» Assignment: Lines that contain the string "Author" are the ones to list; copy all of them from the records.

[Records of document pages and text]
####

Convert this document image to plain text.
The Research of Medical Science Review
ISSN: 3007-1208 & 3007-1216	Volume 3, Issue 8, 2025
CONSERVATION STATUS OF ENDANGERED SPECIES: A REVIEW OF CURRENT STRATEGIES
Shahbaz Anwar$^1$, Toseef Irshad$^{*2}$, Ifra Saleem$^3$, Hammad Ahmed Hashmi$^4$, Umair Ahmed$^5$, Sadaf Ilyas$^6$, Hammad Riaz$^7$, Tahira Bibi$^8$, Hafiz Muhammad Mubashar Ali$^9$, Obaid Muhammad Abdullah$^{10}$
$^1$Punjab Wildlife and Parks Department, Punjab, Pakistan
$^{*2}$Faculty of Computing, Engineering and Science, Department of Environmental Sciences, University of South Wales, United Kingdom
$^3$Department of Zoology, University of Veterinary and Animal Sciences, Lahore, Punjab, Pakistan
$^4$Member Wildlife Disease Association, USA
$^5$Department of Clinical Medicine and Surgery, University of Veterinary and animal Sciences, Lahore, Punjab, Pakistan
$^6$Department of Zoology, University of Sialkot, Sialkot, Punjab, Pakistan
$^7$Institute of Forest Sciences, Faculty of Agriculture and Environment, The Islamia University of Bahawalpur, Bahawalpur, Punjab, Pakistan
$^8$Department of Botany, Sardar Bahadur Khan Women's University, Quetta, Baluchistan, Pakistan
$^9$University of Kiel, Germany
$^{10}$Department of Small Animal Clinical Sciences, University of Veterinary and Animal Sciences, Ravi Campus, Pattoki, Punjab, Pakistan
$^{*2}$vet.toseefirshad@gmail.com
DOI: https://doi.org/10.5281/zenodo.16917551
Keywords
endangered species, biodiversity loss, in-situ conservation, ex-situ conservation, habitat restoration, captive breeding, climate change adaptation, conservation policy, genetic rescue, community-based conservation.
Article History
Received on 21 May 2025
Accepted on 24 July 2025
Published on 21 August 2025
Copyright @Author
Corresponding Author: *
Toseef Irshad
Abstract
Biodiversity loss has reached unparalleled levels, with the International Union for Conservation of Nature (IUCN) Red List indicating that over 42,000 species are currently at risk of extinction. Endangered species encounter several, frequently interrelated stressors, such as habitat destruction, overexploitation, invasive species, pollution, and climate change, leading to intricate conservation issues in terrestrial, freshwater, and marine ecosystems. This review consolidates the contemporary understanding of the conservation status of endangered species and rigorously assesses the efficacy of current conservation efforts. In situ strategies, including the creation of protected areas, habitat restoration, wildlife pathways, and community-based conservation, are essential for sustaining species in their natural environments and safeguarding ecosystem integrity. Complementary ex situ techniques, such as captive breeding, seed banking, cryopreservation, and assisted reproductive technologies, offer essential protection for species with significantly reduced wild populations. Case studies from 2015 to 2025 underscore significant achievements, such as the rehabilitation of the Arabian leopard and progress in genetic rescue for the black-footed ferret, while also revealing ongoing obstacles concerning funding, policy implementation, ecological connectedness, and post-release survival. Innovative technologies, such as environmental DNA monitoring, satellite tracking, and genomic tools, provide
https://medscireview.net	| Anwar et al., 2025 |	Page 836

####

» Written solution:
Copyright @Author
Corresponding Author: *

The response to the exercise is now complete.